■ Your goal ■
Output every entry exactly as written, skipping any pictures.

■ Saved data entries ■
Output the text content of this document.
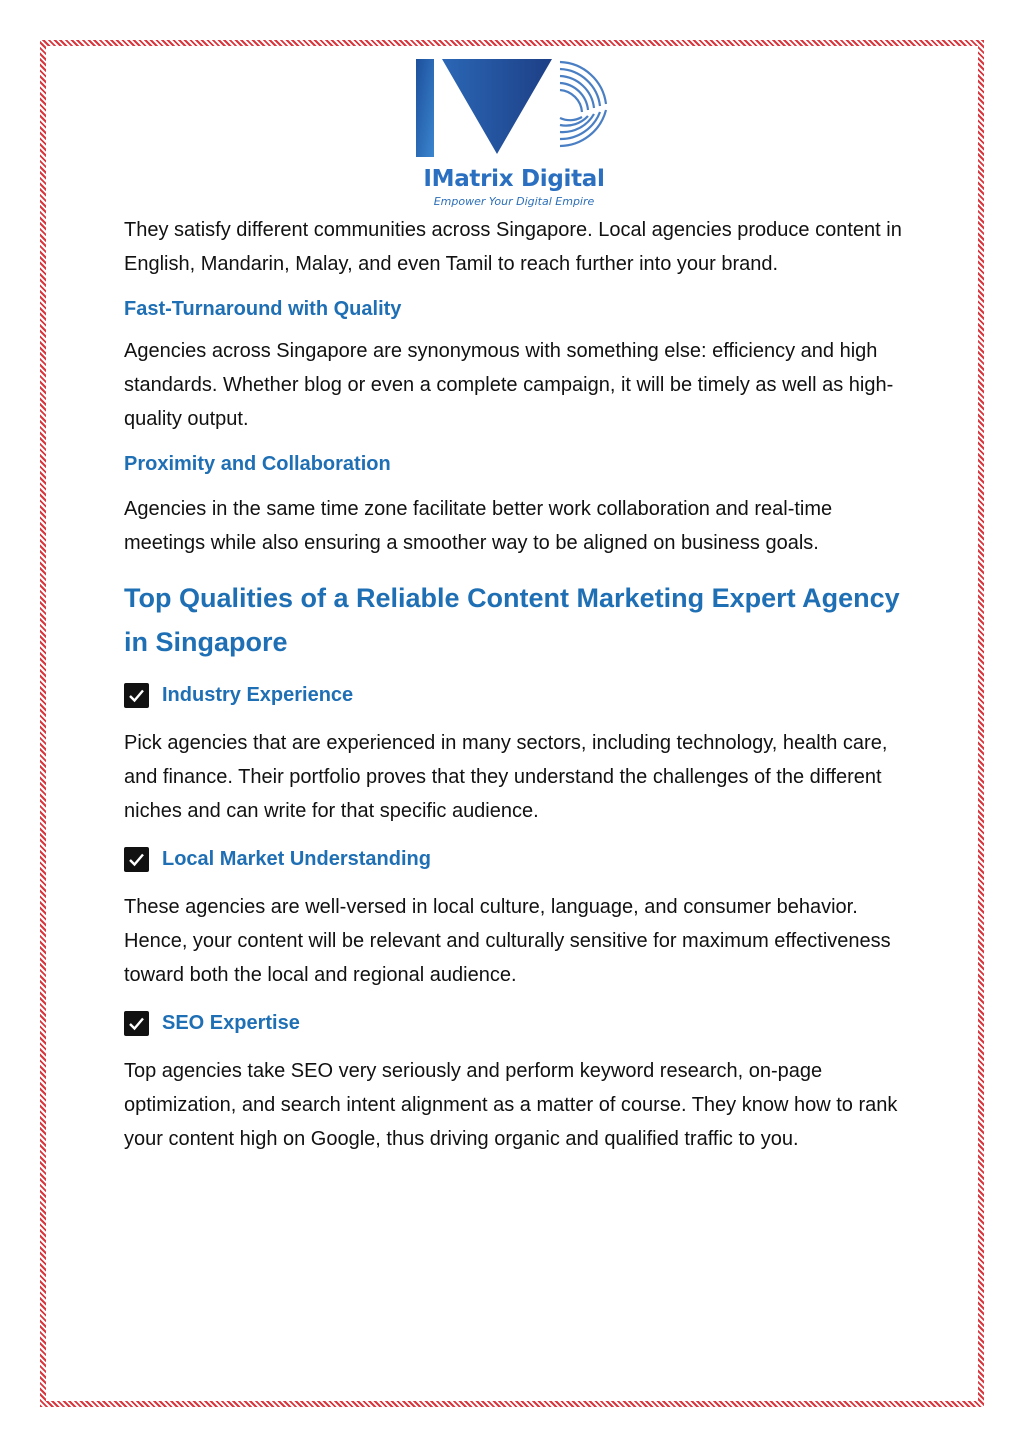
IMatrix Digital
Empower Your Digital Empire

They satisfy different communities across Singapore. Local agencies produce content in English, Mandarin, Malay, and even Tamil to reach further into your brand.

Fast-Turnaround with Quality

Agencies across Singapore are synonymous with something else: efficiency and high standards. Whether blog or even a complete campaign, it will be timely as well as high-quality output.

Proximity and Collaboration

Agencies in the same time zone facilitate better work collaboration and real-time meetings while also ensuring a smoother way to be aligned on business goals.

Top Qualities of a Reliable Content Marketing Expert Agency in Singapore
Industry Experience

Pick agencies that are experienced in many sectors, including technology, health care, and finance. Their portfolio proves that they understand the challenges of the different niches and can write for that specific audience.

Local Market Understanding

These agencies are well-versed in local culture, language, and consumer behavior. Hence, your content will be relevant and culturally sensitive for maximum effectiveness toward both the local and regional audience.

SEO Expertise

Top agencies take SEO very seriously and perform keyword research, on-page optimization, and search intent alignment as a matter of course. They know how to rank your content high on Google, thus driving organic and qualified traffic to you.
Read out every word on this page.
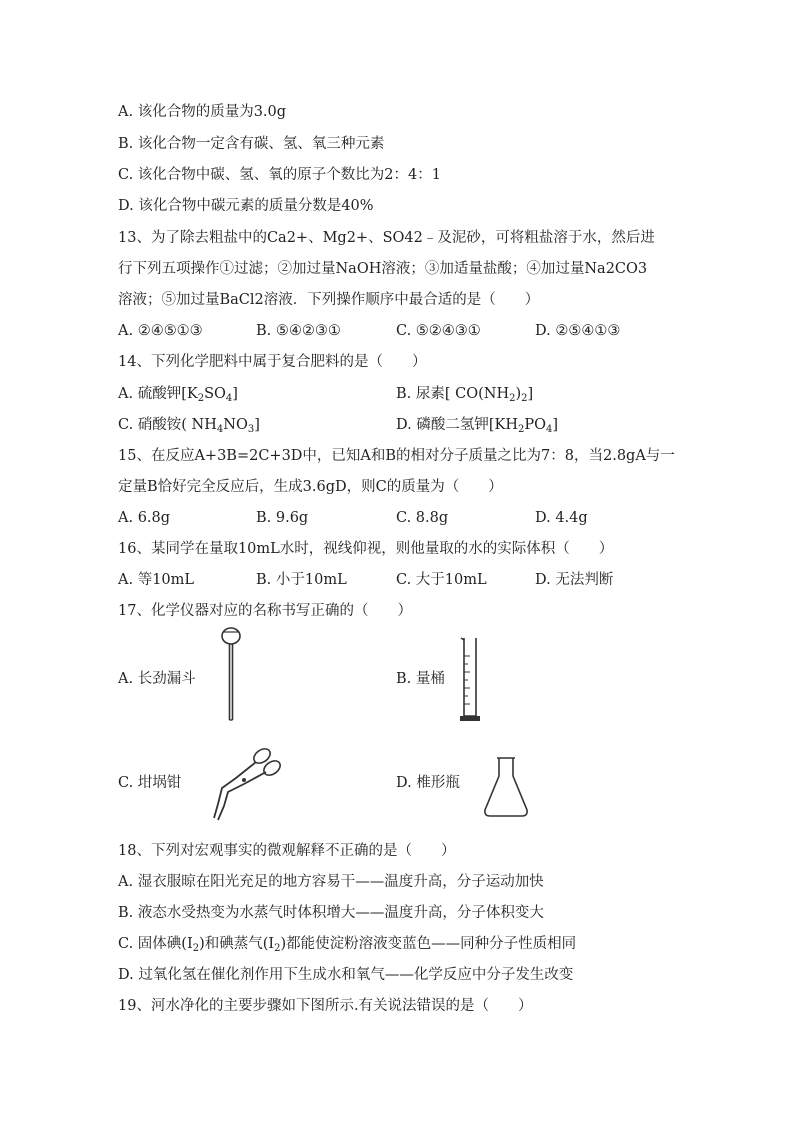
A. 该化合物的质量为3.0g
B. 该化合物一定含有碳、氢、氧三种元素
C. 该化合物中碳、氢、氧的原子个数比为2：4：1
D. 该化合物中碳元素的质量分数是40%
13、为了除去粗盐中的Ca2+、Mg2+、SO42﹣及泥砂，可将粗盐溶于水，然后进
行下列五项操作①过滤；②加过量NaOH溶液；③加适量盐酸；④加过量Na2CO3
溶液；⑤加过量BaCl2溶液．下列操作顺序中最合适的是（　　）
A. ②④⑤①③	B. ⑤④②③①	C. ⑤②④③①	D. ②⑤④①③
14、下列化学肥料中属于复合肥料的是（　　）
A. 硫酸钾$[K_2SO_4]$	B. 尿素[ $CO(NH_2)_2$]
C. 硝酸铵( $NH_4NO_3$]	D. 磷酸二氢钾$[KH_2PO_4]$
15、在反应A+3B=2C+3D中，已知A和B的相对分子质量之比为7：8，当2.8gA与一
定量B恰好完全反应后，生成3.6gD，则C的质量为（　　）
A. 6.8g	B. 9.6g	C. 8.8g	D. 4.4g
16、某同学在量取10mL水时，视线仰视，则他量取的水的实际体积（　　）
A. 等10mL	B. 小于10mL	C. 大于10mL	D. 无法判断
17、化学仪器对应的名称书写正确的（　　）
A. 长劲漏斗	B. 量桶
C. 坩埚钳	D. 椎形瓶
18、下列对宏观事实的微观解释不正确的是（　　）
A. 湿衣服晾在阳光充足的地方容易干——温度升高，分子运动加快
B. 液态水受热变为水蒸气时体积增大——温度升高，分子体积变大
C. 固体碘$(I_2)$和碘蒸气$(I_2)$都能使淀粉溶液变蓝色——同种分子性质相同
D. 过氧化氢在催化剂作用下生成水和氧气——化学反应中分子发生改变
19、河水净化的主要步骤如下图所示.有关说法错误的是（　　）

■ Answer ■
Output the text content of this document.
IMatrix Digital
Empower Your Digital Empire

They satisfy different communities across Singapore. Local agencies produce content in English, Mandarin, Malay, and even Tamil to reach further into your brand.

Fast-Turnaround with Quality

Agencies across Singapore are synonymous with something else: efficiency and high standards. Whether blog or even a complete campaign, it will be timely as well as high-quality output.

Proximity and Collaboration

Agencies in the same time zone facilitate better work collaboration and real-time meetings while also ensuring a smoother way to be aligned on business goals.

Top Qualities of a Reliable Content Marketing Expert Agency in Singapore
Industry Experience

Pick agencies that are experienced in many sectors, including technology, health care, and finance. Their portfolio proves that they understand the challenges of the different niches and can write for that specific audience.

Local Market Understanding

These agencies are well-versed in local culture, language, and consumer behavior. Hence, your content will be relevant and culturally sensitive for maximum effectiveness toward both the local and regional audience.

SEO Expertise

Top agencies take SEO very seriously and perform keyword research, on-page optimization, and search intent alignment as a matter of course. They know how to rank your content high on Google, thus driving organic and qualified traffic to you.
Read out every word on this page.
A. 该化合物的质量为3.0g
B. 该化合物一定含有碳、氢、氧三种元素
C. 该化合物中碳、氢、氧的原子个数比为2：4：1
D. 该化合物中碳元素的质量分数是40%
13、为了除去粗盐中的Ca2+、Mg2+、SO42﹣及泥砂，可将粗盐溶于水，然后进
行下列五项操作①过滤；②加过量NaOH溶液；③加适量盐酸；④加过量Na2CO3
溶液；⑤加过量BaCl2溶液．下列操作顺序中最合适的是（　　）
A. ②④⑤①③	B. ⑤④②③①	C. ⑤②④③①	D. ②⑤④①③
14、下列化学肥料中属于复合肥料的是（　　）
A. 硫酸钾$[K_2SO_4]$	B. 尿素[ $CO(NH_2)_2$]
C. 硝酸铵( $NH_4NO_3$]	D. 磷酸二氢钾$[KH_2PO_4]$
15、在反应A+3B=2C+3D中，已知A和B的相对分子质量之比为7：8，当2.8gA与一
定量B恰好完全反应后，生成3.6gD，则C的质量为（　　）
A. 6.8g	B. 9.6g	C. 8.8g	D. 4.4g
16、某同学在量取10mL水时，视线仰视，则他量取的水的实际体积（　　）
A. 等10mL	B. 小于10mL	C. 大于10mL	D. 无法判断
17、化学仪器对应的名称书写正确的（　　）
A. 长劲漏斗	B. 量桶
C. 坩埚钳	D. 椎形瓶
18、下列对宏观事实的微观解释不正确的是（　　）
A. 湿衣服晾在阳光充足的地方容易干——温度升高，分子运动加快
B. 液态水受热变为水蒸气时体积增大——温度升高，分子体积变大
C. 固体碘$(I_2)$和碘蒸气$(I_2)$都能使淀粉溶液变蓝色——同种分子性质相同
D. 过氧化氢在催化剂作用下生成水和氧气——化学反应中分子发生改变
19、河水净化的主要步骤如下图所示.有关说法错误的是（　　）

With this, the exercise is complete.